§ THE RECORDS
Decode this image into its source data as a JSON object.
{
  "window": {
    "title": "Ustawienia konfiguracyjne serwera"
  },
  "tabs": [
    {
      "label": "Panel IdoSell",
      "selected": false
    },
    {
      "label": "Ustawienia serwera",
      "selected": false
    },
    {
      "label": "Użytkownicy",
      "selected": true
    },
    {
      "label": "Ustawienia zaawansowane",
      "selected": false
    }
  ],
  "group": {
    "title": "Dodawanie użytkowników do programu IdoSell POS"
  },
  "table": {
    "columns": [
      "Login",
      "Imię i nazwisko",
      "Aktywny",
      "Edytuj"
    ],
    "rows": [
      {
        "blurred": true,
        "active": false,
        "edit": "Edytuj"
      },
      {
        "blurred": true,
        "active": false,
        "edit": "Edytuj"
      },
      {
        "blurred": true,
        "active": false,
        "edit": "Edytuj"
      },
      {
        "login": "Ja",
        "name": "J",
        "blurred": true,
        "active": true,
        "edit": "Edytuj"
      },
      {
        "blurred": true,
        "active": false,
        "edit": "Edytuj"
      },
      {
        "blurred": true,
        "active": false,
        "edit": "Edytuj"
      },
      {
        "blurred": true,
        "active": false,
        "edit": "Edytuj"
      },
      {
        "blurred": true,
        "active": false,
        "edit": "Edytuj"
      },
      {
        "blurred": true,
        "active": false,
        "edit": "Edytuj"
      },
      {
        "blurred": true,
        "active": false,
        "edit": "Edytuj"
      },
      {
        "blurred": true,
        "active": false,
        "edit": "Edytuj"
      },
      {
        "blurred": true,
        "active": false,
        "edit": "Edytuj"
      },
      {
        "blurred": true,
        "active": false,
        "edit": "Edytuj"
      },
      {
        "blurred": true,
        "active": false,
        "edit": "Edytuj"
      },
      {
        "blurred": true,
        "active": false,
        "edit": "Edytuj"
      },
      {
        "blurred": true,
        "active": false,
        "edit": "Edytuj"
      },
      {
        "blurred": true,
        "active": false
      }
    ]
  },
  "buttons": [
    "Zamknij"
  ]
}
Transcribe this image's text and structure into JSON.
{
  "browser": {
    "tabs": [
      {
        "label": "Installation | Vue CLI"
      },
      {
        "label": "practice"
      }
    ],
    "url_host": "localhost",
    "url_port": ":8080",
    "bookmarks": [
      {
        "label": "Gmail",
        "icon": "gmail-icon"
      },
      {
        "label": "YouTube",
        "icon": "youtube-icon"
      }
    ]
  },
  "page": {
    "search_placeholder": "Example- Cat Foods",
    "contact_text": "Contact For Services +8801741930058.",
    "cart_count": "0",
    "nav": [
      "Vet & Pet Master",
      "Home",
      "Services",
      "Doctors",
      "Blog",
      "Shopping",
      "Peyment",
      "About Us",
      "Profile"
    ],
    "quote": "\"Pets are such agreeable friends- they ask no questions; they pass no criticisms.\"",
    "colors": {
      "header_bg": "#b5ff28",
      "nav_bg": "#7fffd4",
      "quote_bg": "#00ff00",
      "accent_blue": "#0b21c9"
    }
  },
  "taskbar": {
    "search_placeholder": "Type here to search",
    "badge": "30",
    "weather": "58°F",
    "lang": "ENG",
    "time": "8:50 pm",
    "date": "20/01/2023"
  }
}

§ GIVEN REQUEST
Retype every record above exactly as it appears.

§ OUTPUT BELOW
Decode this image into its source data as a JSON object.
{
  "window": {
    "title": "Ustawienia konfiguracyjne serwera"
  },
  "tabs": [
    {
      "label": "Panel IdoSell",
      "selected": false
    },
    {
      "label": "Ustawienia serwera",
      "selected": false
    },
    {
      "label": "Użytkownicy",
      "selected": true
    },
    {
      "label": "Ustawienia zaawansowane",
      "selected": false
    }
  ],
  "group": {
    "title": "Dodawanie użytkowników do programu IdoSell POS"
  },
  "table": {
    "columns": [
      "Login",
      "Imię i nazwisko",
      "Aktywny",
      "Edytuj"
    ],
    "rows": [
      {
        "blurred": true,
        "active": false,
        "edit": "Edytuj"
      },
      {
        "blurred": true,
        "active": false,
        "edit": "Edytuj"
      },
      {
        "blurred": true,
        "active": false,
        "edit": "Edytuj"
      },
      {
        "login": "Ja",
        "name": "J",
        "blurred": true,
        "active": true,
        "edit": "Edytuj"
      },
      {
        "blurred": true,
        "active": false,
        "edit": "Edytuj"
      },
      {
        "blurred": true,
        "active": false,
        "edit": "Edytuj"
      },
      {
        "blurred": true,
        "active": false,
        "edit": "Edytuj"
      },
      {
        "blurred": true,
        "active": false,
        "edit": "Edytuj"
      },
      {
        "blurred": true,
        "active": false,
        "edit": "Edytuj"
      },
      {
        "blurred": true,
        "active": false,
        "edit": "Edytuj"
      },
      {
        "blurred": true,
        "active": false,
        "edit": "Edytuj"
      },
      {
        "blurred": true,
        "active": false,
        "edit": "Edytuj"
      },
      {
        "blurred": true,
        "active": false,
        "edit": "Edytuj"
      },
      {
        "blurred": true,
        "active": false,
        "edit": "Edytuj"
      },
      {
        "blurred": true,
        "active": false,
        "edit": "Edytuj"
      },
      {
        "blurred": true,
        "active": false,
        "edit": "Edytuj"
      },
      {
        "blurred": true,
        "active": false
      }
    ]
  },
  "buttons": [
    "Zamknij"
  ]
}
Transcribe this image's text and structure into JSON.
{
  "browser": {
    "tabs": [
      {
        "label": "Installation | Vue CLI"
      },
      {
        "label": "practice"
      }
    ],
    "url_host": "localhost",
    "url_port": ":8080",
    "bookmarks": [
      {
        "label": "Gmail",
        "icon": "gmail-icon"
      },
      {
        "label": "YouTube",
        "icon": "youtube-icon"
      }
    ]
  },
  "page": {
    "search_placeholder": "Example- Cat Foods",
    "contact_text": "Contact For Services +8801741930058.",
    "cart_count": "0",
    "nav": [
      "Vet & Pet Master",
      "Home",
      "Services",
      "Doctors",
      "Blog",
      "Shopping",
      "Peyment",
      "About Us",
      "Profile"
    ],
    "quote": "\"Pets are such agreeable friends- they ask no questions; they pass no criticisms.\"",
    "colors": {
      "header_bg": "#b5ff28",
      "nav_bg": "#7fffd4",
      "quote_bg": "#00ff00",
      "accent_blue": "#0b21c9"
    }
  },
  "taskbar": {
    "search_placeholder": "Type here to search",
    "badge": "30",
    "weather": "58°F",
    "lang": "ENG",
    "time": "8:50 pm",
    "date": "20/01/2023"
  }
}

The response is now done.